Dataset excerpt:
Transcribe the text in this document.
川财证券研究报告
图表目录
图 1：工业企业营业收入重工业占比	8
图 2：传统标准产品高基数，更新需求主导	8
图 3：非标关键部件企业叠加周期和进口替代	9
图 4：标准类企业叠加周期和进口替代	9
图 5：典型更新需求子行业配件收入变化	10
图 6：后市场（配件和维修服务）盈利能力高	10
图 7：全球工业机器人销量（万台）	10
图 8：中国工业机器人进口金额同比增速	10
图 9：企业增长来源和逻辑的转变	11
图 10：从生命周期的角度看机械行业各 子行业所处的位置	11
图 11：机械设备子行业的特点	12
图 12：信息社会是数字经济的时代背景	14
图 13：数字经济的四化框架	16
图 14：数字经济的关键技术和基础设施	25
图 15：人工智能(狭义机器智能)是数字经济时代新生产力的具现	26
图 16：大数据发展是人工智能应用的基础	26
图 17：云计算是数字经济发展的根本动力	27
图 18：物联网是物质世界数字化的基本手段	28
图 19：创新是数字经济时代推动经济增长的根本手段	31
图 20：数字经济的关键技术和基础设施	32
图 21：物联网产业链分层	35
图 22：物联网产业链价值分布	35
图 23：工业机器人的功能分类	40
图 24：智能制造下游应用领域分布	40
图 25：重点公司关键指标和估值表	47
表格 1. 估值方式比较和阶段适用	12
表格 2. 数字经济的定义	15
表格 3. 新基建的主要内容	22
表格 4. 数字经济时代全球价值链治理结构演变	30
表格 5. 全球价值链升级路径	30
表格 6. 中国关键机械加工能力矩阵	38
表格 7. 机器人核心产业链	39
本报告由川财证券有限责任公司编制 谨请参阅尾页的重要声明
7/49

To do: Find every line in the records above that contains the word "数字经济的关键技术和基础设施", and copy each one.

Written answer:
图 14：数字经济的关键技术和基础设施	25
图 20：数字经济的关键技术和基础设施	32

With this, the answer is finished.